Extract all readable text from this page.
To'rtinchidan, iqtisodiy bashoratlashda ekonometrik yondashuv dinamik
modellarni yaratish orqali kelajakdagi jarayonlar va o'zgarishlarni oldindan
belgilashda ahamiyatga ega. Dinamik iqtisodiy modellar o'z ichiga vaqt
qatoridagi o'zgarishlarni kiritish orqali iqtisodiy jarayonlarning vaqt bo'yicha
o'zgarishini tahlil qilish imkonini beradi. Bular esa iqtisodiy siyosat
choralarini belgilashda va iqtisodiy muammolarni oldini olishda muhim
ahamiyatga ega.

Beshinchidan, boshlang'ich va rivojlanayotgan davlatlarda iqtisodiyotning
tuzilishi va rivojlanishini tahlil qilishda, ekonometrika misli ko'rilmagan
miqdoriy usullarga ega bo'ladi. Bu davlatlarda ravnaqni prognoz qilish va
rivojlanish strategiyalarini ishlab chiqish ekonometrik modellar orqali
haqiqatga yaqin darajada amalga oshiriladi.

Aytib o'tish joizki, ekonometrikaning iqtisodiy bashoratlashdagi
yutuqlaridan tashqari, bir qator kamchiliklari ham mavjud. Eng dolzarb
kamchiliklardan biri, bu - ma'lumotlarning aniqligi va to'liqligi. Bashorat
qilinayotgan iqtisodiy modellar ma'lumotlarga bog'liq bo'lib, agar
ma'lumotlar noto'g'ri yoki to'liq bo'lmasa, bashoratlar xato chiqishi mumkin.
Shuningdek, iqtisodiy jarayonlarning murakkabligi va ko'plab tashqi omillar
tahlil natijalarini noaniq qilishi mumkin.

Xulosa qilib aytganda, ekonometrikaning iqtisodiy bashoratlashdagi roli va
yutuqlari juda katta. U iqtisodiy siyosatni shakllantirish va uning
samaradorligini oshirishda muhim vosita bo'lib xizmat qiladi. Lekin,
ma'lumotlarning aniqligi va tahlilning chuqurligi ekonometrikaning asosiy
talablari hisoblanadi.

#####

▶ Exercise
Word for word, restate all of the data shown above.

▶ Problem solution
Extract all readable text from this page.
To'rtinchidan, iqtisodiy bashoratlashda ekonometrik yondashuv dinamik
modellarni yaratish orqali kelajakdagi jarayonlar va o'zgarishlarni oldindan
belgilashda ahamiyatga ega. Dinamik iqtisodiy modellar o'z ichiga vaqt
qatoridagi o'zgarishlarni kiritish orqali iqtisodiy jarayonlarning vaqt bo'yicha
o'zgarishini tahlil qilish imkonini beradi. Bular esa iqtisodiy siyosat
choralarini belgilashda va iqtisodiy muammolarni oldini olishda muhim
ahamiyatga ega.

Beshinchidan, boshlang'ich va rivojlanayotgan davlatlarda iqtisodiyotning
tuzilishi va rivojlanishini tahlil qilishda, ekonometrika misli ko'rilmagan
miqdoriy usullarga ega bo'ladi. Bu davlatlarda ravnaqni prognoz qilish va
rivojlanish strategiyalarini ishlab chiqish ekonometrik modellar orqali
haqiqatga yaqin darajada amalga oshiriladi.

Aytib o'tish joizki, ekonometrikaning iqtisodiy bashoratlashdagi
yutuqlaridan tashqari, bir qator kamchiliklari ham mavjud. Eng dolzarb
kamchiliklardan biri, bu - ma'lumotlarning aniqligi va to'liqligi. Bashorat
qilinayotgan iqtisodiy modellar ma'lumotlarga bog'liq bo'lib, agar
ma'lumotlar noto'g'ri yoki to'liq bo'lmasa, bashoratlar xato chiqishi mumkin.
Shuningdek, iqtisodiy jarayonlarning murakkabligi va ko'plab tashqi omillar
tahlil natijalarini noaniq qilishi mumkin.

Xulosa qilib aytganda, ekonometrikaning iqtisodiy bashoratlashdagi roli va
yutuqlari juda katta. U iqtisodiy siyosatni shakllantirish va uning
samaradorligini oshirishda muhim vosita bo'lib xizmat qiladi. Lekin,
ma'lumotlarning aniqligi va tahlilning chuqurligi ekonometrikaning asosiy
talablari hisoblanadi.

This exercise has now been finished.